> SET TASK
Can you copy the passage on voice calls in CDMA/LTE phones, from "So why are those" up to and including "to dual-active-radio phones.", word for word?

> EXTRACT
################

At the recent CES a number of companies seem to have shown the first CDMA/LTE smartphones to be launched at some point later in the year. From a telecoms point of view the interesting thing is how these phones will do voice calls while connected to an LTE network. The issue here is that LTE doesn’t have a built in voice service like GSM and UMTS. While most of the press mostly commented around the design, screen size, processor and other features, this topic was completely overlooked.

Steve, over at the Voice over LTE blog, however, comes up with some interesting answers on how voice service is implemented. According to his post, these LTE phones will be connected to LTE and the CDMA network simultaneously so IP based traffic can use the LTE network while voice calls and text messages can be handled simultaneously by the CDMA network.

From a 3GPP GSM/UMTS engineer’s point of view this is, well, lets say, outmost sub-optimal. In the world of GSM and UMTS a lot of care is taken that voice calls and data sessions can move seamlessly between the two technologies. Ongoing calls will be handed over between the technologies when running out of UMTS coverage, for example, and the IP address and session contexts will also be preserved when hopping between the two radio networks. Voice and IP services even run concurrently, something that doesn’t work in the CDMA world at all. For LTE, the same mechanisms have been standardized for IP sessions and a number of different solutions exist to hand over ongoing LTE voice calls to GSM and UMTS.

So why are those phones not using these solutions? For one thing, they are designed for CDMA 2.5 / 3G network operators and from what I can tell they can’t use CS fallback, because that’s specified for fallback to GSM and UMTS only (please correct me if I’m wrong here). Also, Voice over LTE via GAN (VOLGA) is not an option for them as it is based on GSM and UMTS technology. That leaves them with VoLTE, which is an IMS solution with a specified feature set. Talked about in the industry for pretty much a decade it’s still nowhere to be seen and the announcement of dual-active-radio phones for LTE indicates that showtime for that technology won’t be anytime soon. Hence, their move to dual-active-radio phones.

Apart from the opinion of a 3GPP engineer, is a dual-active-radio device a solution that the customer could like? After all, the customer isn’t interested in sleek designs under the hood, but whether the device works well or not. So from my point of view, I as a customer want my smartphone to do two major things: It has to provide me with a highly reliable voice service anytime, anywhere and it has to provide me with a fast and reliable Internet connectivity for my IP based applications such as email, web browsing, Twitter, etc. etc.

So the question is, will those dual-active-radio phones provide that? From what I can tell the answer is yes, with some restrictions. The first one is the potentially higher power requirements to keep two radios listening to two networks at the same time. However, if I get a full day of use out of the device then I, as a user, don’t care to how many networks the device is connected to simultaneously. If those devices can do that is something yet to be seen. Secondly, voice service. Yes, the CDMA network layer provides that and as the radio is turned on all the time, my voice service in terms of availability and call setup time should be in the same ballpark as current 2G/3G phones. Furthermore, I wonder if the first generation of the CDMA/LTE networks and the devices themselves can switch the IP context  between the different networks. If not, then applications will loose their connection to the network every time a switch between LTE and CDMA is done for data services.

################

> SOURCE MATERIAL

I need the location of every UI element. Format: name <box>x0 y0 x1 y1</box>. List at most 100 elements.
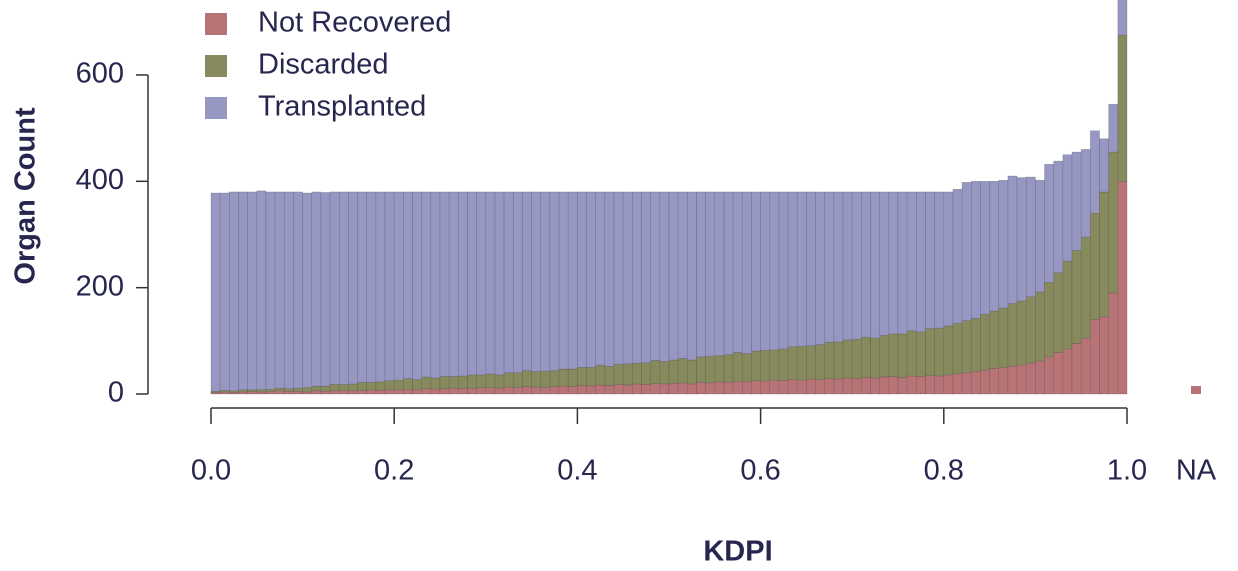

################

> EXERCISE RESPONSE
So why are those phones not using these solutions? For one thing, they are designed for CDMA 2.5 / 3G network operators and from what I can tell they can’t use CS fallback, because that’s specified for fallback to GSM and UMTS only (please correct me if I’m wrong here). Also, Voice over LTE via GAN (VOLGA) is not an option for them as it is based on GSM and UMTS technology. That leaves them with VoLTE, which is an IMS solution with a specified feature set. Talked about in the industry for pretty much a decade it’s still nowhere to be seen and the announcement of dual-active-radio phones for LTE indicates that showtime for that technology won’t be anytime soon. Hence, their move to dual-active-radio phones.